WORK REQUIRED: Rewrite the data below, putting "profile-picture" in place of every "avatar" and leaving everything else unchanged.

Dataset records
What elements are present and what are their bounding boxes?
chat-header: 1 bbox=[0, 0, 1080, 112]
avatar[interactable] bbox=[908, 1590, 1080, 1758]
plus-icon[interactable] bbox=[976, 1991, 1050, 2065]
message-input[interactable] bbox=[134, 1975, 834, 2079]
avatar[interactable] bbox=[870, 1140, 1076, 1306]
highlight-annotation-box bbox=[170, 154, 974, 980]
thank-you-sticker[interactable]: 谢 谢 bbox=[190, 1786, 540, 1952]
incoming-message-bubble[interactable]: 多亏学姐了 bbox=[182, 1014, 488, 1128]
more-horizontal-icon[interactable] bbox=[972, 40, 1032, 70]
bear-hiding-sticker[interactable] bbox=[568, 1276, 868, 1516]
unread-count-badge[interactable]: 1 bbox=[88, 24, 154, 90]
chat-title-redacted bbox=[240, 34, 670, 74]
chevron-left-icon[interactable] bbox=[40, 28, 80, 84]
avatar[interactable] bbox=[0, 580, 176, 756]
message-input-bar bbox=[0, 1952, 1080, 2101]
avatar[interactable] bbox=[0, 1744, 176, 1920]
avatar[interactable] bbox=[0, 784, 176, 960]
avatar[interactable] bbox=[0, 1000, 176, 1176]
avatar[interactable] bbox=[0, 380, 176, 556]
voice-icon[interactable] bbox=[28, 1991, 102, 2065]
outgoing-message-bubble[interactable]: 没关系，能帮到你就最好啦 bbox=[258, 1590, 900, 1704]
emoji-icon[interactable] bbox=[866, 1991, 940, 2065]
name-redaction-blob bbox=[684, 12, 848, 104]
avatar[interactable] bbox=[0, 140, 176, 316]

RESPONSE FOR THIS EXERCISE:
What elements are present and what are their bounding boxes?
chat-header: 1 bbox=[0, 0, 1080, 112]
profile-picture[interactable] bbox=[908, 1590, 1080, 1758]
plus-icon[interactable] bbox=[976, 1991, 1050, 2065]
message-input[interactable] bbox=[134, 1975, 834, 2079]
profile-picture[interactable] bbox=[870, 1140, 1076, 1306]
highlight-annotation-box bbox=[170, 154, 974, 980]
thank-you-sticker[interactable]: 谢 谢 bbox=[190, 1786, 540, 1952]
incoming-message-bubble[interactable]: 多亏学姐了 bbox=[182, 1014, 488, 1128]
more-horizontal-icon[interactable] bbox=[972, 40, 1032, 70]
bear-hiding-sticker[interactable] bbox=[568, 1276, 868, 1516]
unread-count-badge[interactable]: 1 bbox=[88, 24, 154, 90]
chat-title-redacted bbox=[240, 34, 670, 74]
chevron-left-icon[interactable] bbox=[40, 28, 80, 84]
profile-picture[interactable] bbox=[0, 580, 176, 756]
message-input-bar bbox=[0, 1952, 1080, 2101]
profile-picture[interactable] bbox=[0, 1744, 176, 1920]
profile-picture[interactable] bbox=[0, 784, 176, 960]
profile-picture[interactable] bbox=[0, 1000, 176, 1176]
profile-picture[interactable] bbox=[0, 380, 176, 556]
voice-icon[interactable] bbox=[28, 1991, 102, 2065]
outgoing-message-bubble[interactable]: 没关系，能帮到你就最好啦 bbox=[258, 1590, 900, 1704]
emoji-icon[interactable] bbox=[866, 1991, 940, 2065]
name-redaction-blob bbox=[684, 12, 848, 104]
profile-picture[interactable] bbox=[0, 140, 176, 316]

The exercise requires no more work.